_Supplied entries_
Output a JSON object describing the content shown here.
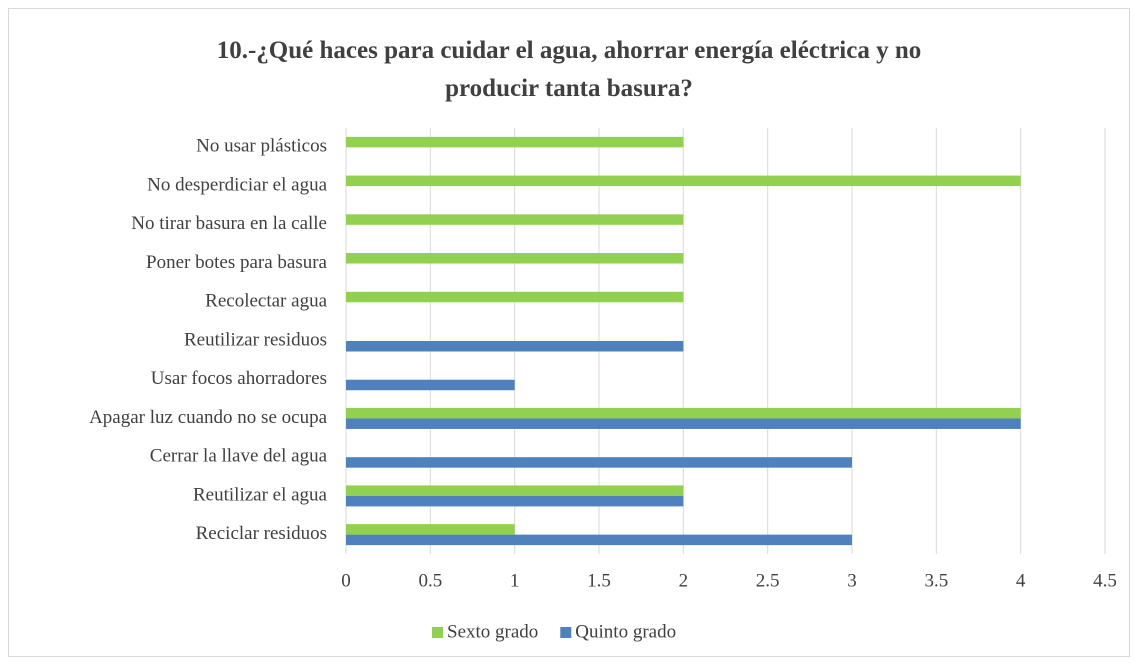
{
  "chart_data": {
    "type": "hbar",
    "title": "10.-¿Qué haces para cuidar el agua, ahorrar energía eléctrica y no producir tanta basura?",
    "categories": [
      "No usar plásticos",
      "No desperdiciar el agua",
      "No tirar basura en la calle",
      "Poner botes para basura",
      "Recolectar agua",
      "Reutilizar residuos",
      "Usar focos ahorradores",
      "Apagar luz cuando no se ocupa",
      "Cerrar la llave del agua",
      "Reutilizar el agua",
      "Reciclar residuos"
    ],
    "series": [
      {
        "name": "Sexto grado",
        "color": "#92d050",
        "values": [
          2,
          4,
          2,
          2,
          2,
          0,
          0,
          4,
          0,
          2,
          1
        ]
      },
      {
        "name": "Quinto grado",
        "color": "#4f81bd",
        "values": [
          0,
          0,
          0,
          0,
          0,
          2,
          1,
          4,
          3,
          2,
          3
        ]
      }
    ],
    "xlim": [
      0,
      4.5
    ],
    "xticks": [
      0,
      0.5,
      1,
      1.5,
      2,
      2.5,
      3,
      3.5,
      4,
      4.5
    ],
    "grid": true,
    "legend": "bottom"
  }
}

_Set problem_
Write out every line of the data that holds the word "residuos".

_Task answer_
      "Reutilizar residuos",
      "Reciclar residuos"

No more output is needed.